> [Written instruction]:
Below are some records; reproduce every one of them exactly.

--- START OF Input data ---

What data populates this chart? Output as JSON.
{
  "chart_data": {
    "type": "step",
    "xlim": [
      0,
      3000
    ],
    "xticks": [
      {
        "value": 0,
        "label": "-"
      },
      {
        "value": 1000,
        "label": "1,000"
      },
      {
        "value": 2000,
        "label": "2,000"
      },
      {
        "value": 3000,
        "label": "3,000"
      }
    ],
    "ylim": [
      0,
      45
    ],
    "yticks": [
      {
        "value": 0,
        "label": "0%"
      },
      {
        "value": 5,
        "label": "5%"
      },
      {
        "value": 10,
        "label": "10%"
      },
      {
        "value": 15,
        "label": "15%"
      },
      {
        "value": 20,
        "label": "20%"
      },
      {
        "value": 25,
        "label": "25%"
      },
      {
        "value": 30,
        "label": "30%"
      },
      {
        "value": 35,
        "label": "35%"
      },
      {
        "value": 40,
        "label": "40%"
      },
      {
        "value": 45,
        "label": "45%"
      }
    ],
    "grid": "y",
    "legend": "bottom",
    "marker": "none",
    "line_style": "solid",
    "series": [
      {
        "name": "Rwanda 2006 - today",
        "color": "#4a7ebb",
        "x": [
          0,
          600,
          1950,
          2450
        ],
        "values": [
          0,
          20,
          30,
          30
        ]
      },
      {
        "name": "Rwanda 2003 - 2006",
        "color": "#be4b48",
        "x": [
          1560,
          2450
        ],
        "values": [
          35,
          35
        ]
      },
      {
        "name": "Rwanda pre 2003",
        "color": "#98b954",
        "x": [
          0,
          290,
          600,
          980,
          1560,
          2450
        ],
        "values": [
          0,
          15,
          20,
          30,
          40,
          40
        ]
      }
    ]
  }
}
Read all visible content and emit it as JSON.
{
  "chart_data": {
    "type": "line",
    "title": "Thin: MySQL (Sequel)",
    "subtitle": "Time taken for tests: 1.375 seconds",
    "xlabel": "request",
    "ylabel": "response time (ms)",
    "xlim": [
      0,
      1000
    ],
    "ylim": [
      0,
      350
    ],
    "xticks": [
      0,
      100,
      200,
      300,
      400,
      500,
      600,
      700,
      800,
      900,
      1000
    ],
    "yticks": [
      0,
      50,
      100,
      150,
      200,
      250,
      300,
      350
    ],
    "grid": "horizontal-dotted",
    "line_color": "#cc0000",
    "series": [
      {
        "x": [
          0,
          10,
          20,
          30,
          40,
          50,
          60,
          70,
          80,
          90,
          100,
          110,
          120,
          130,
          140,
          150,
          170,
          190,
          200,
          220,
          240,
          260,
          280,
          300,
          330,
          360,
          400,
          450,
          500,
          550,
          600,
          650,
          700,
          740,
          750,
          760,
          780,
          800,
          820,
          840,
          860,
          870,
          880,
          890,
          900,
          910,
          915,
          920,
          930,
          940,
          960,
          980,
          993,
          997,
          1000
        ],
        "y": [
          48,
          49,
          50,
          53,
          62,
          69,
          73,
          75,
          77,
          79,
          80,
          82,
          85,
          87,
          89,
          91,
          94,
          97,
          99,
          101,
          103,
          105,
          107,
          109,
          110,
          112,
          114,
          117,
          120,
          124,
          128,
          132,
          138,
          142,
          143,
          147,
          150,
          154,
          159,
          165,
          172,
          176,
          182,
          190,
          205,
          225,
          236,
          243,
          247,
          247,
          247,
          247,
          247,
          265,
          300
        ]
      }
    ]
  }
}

--- END OF Input data ---

> [Exercise output]:
What data populates this chart? Output as JSON.
{
  "chart_data": {
    "type": "step",
    "xlim": [
      0,
      3000
    ],
    "xticks": [
      {
        "value": 0,
        "label": "-"
      },
      {
        "value": 1000,
        "label": "1,000"
      },
      {
        "value": 2000,
        "label": "2,000"
      },
      {
        "value": 3000,
        "label": "3,000"
      }
    ],
    "ylim": [
      0,
      45
    ],
    "yticks": [
      {
        "value": 0,
        "label": "0%"
      },
      {
        "value": 5,
        "label": "5%"
      },
      {
        "value": 10,
        "label": "10%"
      },
      {
        "value": 15,
        "label": "15%"
      },
      {
        "value": 20,
        "label": "20%"
      },
      {
        "value": 25,
        "label": "25%"
      },
      {
        "value": 30,
        "label": "30%"
      },
      {
        "value": 35,
        "label": "35%"
      },
      {
        "value": 40,
        "label": "40%"
      },
      {
        "value": 45,
        "label": "45%"
      }
    ],
    "grid": "y",
    "legend": "bottom",
    "marker": "none",
    "line_style": "solid",
    "series": [
      {
        "name": "Rwanda 2006 - today",
        "color": "#4a7ebb",
        "x": [
          0,
          600,
          1950,
          2450
        ],
        "values": [
          0,
          20,
          30,
          30
        ]
      },
      {
        "name": "Rwanda 2003 - 2006",
        "color": "#be4b48",
        "x": [
          1560,
          2450
        ],
        "values": [
          35,
          35
        ]
      },
      {
        "name": "Rwanda pre 2003",
        "color": "#98b954",
        "x": [
          0,
          290,
          600,
          980,
          1560,
          2450
        ],
        "values": [
          0,
          15,
          20,
          30,
          40,
          40
        ]
      }
    ]
  }
}
Read all visible content and emit it as JSON.
{
  "chart_data": {
    "type": "line",
    "title": "Thin: MySQL (Sequel)",
    "subtitle": "Time taken for tests: 1.375 seconds",
    "xlabel": "request",
    "ylabel": "response time (ms)",
    "xlim": [
      0,
      1000
    ],
    "ylim": [
      0,
      350
    ],
    "xticks": [
      0,
      100,
      200,
      300,
      400,
      500,
      600,
      700,
      800,
      900,
      1000
    ],
    "yticks": [
      0,
      50,
      100,
      150,
      200,
      250,
      300,
      350
    ],
    "grid": "horizontal-dotted",
    "line_color": "#cc0000",
    "series": [
      {
        "x": [
          0,
          10,
          20,
          30,
          40,
          50,
          60,
          70,
          80,
          90,
          100,
          110,
          120,
          130,
          140,
          150,
          170,
          190,
          200,
          220,
          240,
          260,
          280,
          300,
          330,
          360,
          400,
          450,
          500,
          550,
          600,
          650,
          700,
          740,
          750,
          760,
          780,
          800,
          820,
          840,
          860,
          870,
          880,
          890,
          900,
          910,
          915,
          920,
          930,
          940,
          960,
          980,
          993,
          997,
          1000
        ],
        "y": [
          48,
          49,
          50,
          53,
          62,
          69,
          73,
          75,
          77,
          79,
          80,
          82,
          85,
          87,
          89,
          91,
          94,
          97,
          99,
          101,
          103,
          105,
          107,
          109,
          110,
          112,
          114,
          117,
          120,
          124,
          128,
          132,
          138,
          142,
          143,
          147,
          150,
          154,
          159,
          165,
          172,
          176,
          182,
          190,
          205,
          225,
          236,
          243,
          247,
          247,
          247,
          247,
          247,
          265,
          300
        ]
      }
    ]
  }
}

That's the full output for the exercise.